REQUIRED TASK: Your task is to extract every line from the material below exactly.

===== RECORDS

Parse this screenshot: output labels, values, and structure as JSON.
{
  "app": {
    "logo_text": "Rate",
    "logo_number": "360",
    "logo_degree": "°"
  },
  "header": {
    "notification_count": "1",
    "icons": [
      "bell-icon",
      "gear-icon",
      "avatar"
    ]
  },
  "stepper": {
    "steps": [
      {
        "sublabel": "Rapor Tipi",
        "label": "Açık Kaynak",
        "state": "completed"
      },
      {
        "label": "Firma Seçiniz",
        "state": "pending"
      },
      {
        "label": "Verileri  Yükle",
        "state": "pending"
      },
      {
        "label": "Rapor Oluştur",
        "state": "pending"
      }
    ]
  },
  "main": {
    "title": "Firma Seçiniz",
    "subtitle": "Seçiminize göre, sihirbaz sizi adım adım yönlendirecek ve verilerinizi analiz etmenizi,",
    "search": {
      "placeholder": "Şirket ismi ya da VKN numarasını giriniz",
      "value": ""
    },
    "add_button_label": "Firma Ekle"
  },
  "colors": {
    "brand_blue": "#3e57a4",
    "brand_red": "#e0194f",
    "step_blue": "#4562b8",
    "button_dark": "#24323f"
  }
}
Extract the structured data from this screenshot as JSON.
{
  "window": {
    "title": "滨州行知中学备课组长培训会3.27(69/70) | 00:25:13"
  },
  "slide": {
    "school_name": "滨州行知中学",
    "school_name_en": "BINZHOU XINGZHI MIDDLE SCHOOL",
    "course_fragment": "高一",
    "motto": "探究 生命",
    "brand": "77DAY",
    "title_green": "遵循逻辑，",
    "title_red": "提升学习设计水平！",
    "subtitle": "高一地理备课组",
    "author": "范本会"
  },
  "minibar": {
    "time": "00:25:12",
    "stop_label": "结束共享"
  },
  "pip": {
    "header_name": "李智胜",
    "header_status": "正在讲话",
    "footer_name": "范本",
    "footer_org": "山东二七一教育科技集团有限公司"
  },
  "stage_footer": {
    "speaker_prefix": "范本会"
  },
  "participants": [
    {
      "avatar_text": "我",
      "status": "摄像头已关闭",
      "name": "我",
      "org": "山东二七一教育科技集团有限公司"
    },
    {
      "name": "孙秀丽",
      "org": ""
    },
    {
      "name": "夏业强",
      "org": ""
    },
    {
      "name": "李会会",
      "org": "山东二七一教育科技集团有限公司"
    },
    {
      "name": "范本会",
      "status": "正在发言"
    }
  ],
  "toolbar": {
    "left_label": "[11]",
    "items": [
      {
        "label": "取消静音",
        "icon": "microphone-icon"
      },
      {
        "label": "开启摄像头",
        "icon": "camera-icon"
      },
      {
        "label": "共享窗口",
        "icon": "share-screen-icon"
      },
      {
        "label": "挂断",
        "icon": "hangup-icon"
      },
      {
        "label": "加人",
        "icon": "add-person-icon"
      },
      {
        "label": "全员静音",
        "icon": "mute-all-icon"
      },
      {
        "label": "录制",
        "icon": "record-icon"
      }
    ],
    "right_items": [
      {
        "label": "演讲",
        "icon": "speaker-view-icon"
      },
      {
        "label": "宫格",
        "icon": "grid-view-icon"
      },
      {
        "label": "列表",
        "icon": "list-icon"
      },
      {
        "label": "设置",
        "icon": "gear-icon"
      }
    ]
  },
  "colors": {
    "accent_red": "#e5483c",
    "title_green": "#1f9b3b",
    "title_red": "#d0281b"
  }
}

==========

THE ANSWER:
Parse this screenshot: output labels, values, and structure as JSON.
{
  "app": {
    "logo_text": "Rate",
    "logo_number": "360",
    "logo_degree": "°"
  },
  "header": {
    "notification_count": "1",
    "icons": [
      "bell-icon",
      "gear-icon",
      "avatar"
    ]
  },
  "stepper": {
    "steps": [
      {
        "sublabel": "Rapor Tipi",
        "label": "Açık Kaynak",
        "state": "completed"
      },
      {
        "label": "Firma Seçiniz",
        "state": "pending"
      },
      {
        "label": "Verileri  Yükle",
        "state": "pending"
      },
      {
        "label": "Rapor Oluştur",
        "state": "pending"
      }
    ]
  },
  "main": {
    "title": "Firma Seçiniz",
    "subtitle": "Seçiminize göre, sihirbaz sizi adım adım yönlendirecek ve verilerinizi analiz etmenizi,",
    "search": {
      "placeholder": "Şirket ismi ya da VKN numarasını giriniz",
      "value": ""
    },
    "add_button_label": "Firma Ekle"
  },
  "colors": {
    "brand_blue": "#3e57a4",
    "brand_red": "#e0194f",
    "step_blue": "#4562b8",
    "button_dark": "#24323f"
  }
}
Extract the structured data from this screenshot as JSON.
{
  "window": {
    "title": "滨州行知中学备课组长培训会3.27(69/70) | 00:25:13"
  },
  "slide": {
    "school_name": "滨州行知中学",
    "school_name_en": "BINZHOU XINGZHI MIDDLE SCHOOL",
    "course_fragment": "高一",
    "motto": "探究 生命",
    "brand": "77DAY",
    "title_green": "遵循逻辑，",
    "title_red": "提升学习设计水平！",
    "subtitle": "高一地理备课组",
    "author": "范本会"
  },
  "minibar": {
    "time": "00:25:12",
    "stop_label": "结束共享"
  },
  "pip": {
    "header_name": "李智胜",
    "header_status": "正在讲话",
    "footer_name": "范本",
    "footer_org": "山东二七一教育科技集团有限公司"
  },
  "stage_footer": {
    "speaker_prefix": "范本会"
  },
  "participants": [
    {
      "avatar_text": "我",
      "status": "摄像头已关闭",
      "name": "我",
      "org": "山东二七一教育科技集团有限公司"
    },
    {
      "name": "孙秀丽",
      "org": ""
    },
    {
      "name": "夏业强",
      "org": ""
    },
    {
      "name": "李会会",
      "org": "山东二七一教育科技集团有限公司"
    },
    {
      "name": "范本会",
      "status": "正在发言"
    }
  ],
  "toolbar": {
    "left_label": "[11]",
    "items": [
      {
        "label": "取消静音",
        "icon": "microphone-icon"
      },
      {
        "label": "开启摄像头",
        "icon": "camera-icon"
      },
      {
        "label": "共享窗口",
        "icon": "share-screen-icon"
      },
      {
        "label": "挂断",
        "icon": "hangup-icon"
      },
      {
        "label": "加人",
        "icon": "add-person-icon"
      },
      {
        "label": "全员静音",
        "icon": "mute-all-icon"
      },
      {
        "label": "录制",
        "icon": "record-icon"
      }
    ],
    "right_items": [
      {
        "label": "演讲",
        "icon": "speaker-view-icon"
      },
      {
        "label": "宫格",
        "icon": "grid-view-icon"
      },
      {
        "label": "列表",
        "icon": "list-icon"
      },
      {
        "label": "设置",
        "icon": "gear-icon"
      }
    ]
  },
  "colors": {
    "accent_red": "#e5483c",
    "title_green": "#1f9b3b",
    "title_red": "#d0281b"
  }
}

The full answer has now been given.